• Work required
In the data, extract each line that holds the string "name".

• Provided records
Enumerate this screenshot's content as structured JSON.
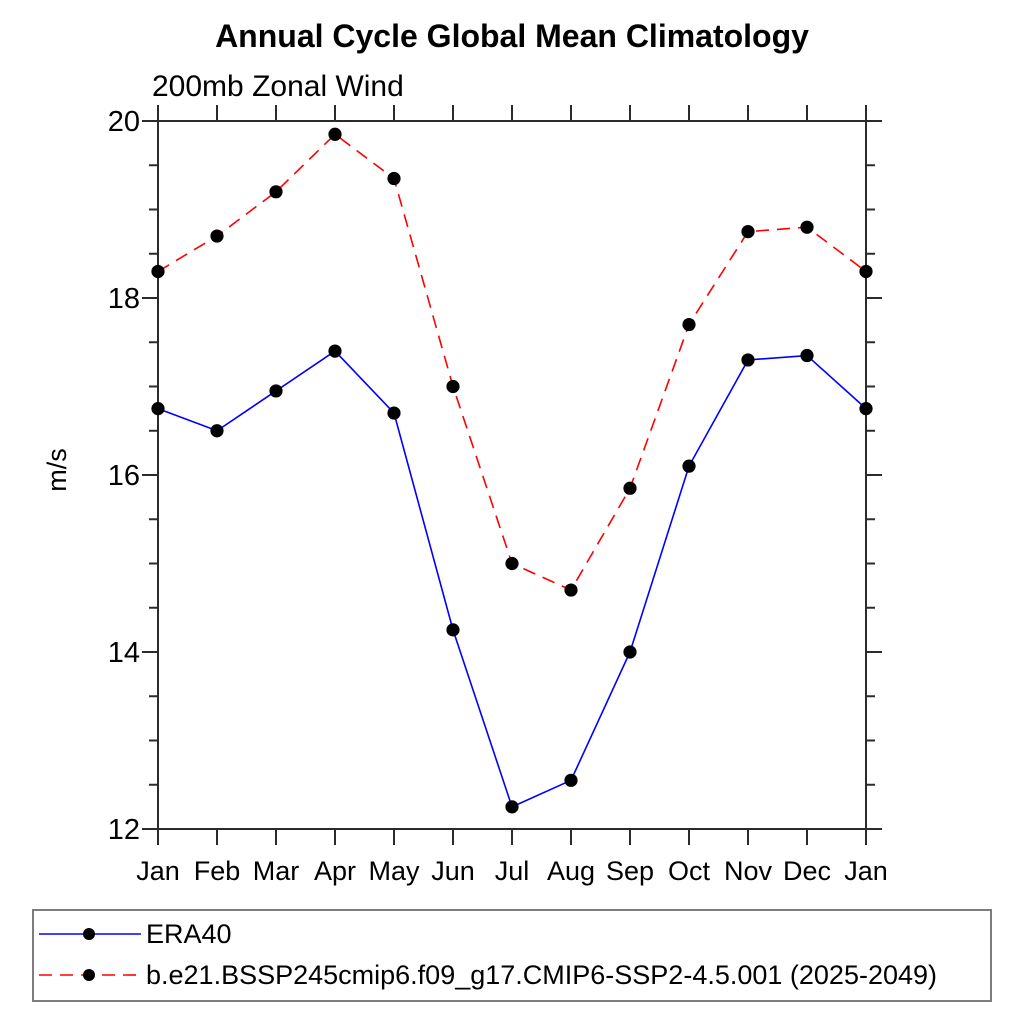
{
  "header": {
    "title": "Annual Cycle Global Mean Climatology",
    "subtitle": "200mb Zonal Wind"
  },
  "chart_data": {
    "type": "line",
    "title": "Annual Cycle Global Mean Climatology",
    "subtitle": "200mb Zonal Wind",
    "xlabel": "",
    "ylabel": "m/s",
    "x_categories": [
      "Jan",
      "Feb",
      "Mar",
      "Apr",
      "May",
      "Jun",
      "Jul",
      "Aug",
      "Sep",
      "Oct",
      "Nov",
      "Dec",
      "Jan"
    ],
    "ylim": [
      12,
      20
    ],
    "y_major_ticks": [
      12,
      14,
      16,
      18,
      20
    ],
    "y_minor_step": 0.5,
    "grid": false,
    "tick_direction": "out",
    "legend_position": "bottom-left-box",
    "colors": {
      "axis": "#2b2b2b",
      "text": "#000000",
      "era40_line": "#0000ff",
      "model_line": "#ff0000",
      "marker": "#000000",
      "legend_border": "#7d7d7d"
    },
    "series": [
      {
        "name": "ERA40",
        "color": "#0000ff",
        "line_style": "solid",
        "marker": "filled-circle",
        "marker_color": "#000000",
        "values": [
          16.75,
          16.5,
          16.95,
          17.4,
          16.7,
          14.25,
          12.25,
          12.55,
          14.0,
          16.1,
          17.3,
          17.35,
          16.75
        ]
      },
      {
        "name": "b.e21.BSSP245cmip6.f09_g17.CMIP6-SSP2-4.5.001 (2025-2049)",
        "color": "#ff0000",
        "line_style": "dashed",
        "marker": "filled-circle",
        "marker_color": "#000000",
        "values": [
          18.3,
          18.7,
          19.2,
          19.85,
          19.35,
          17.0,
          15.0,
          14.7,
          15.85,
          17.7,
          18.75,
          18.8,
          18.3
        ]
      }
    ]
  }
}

• Problem solution
        "name": "ERA40",
        "name": "b.e21.BSSP245cmip6.f09_g17.CMIP6-SSP2-4.5.001 (2025-2049)",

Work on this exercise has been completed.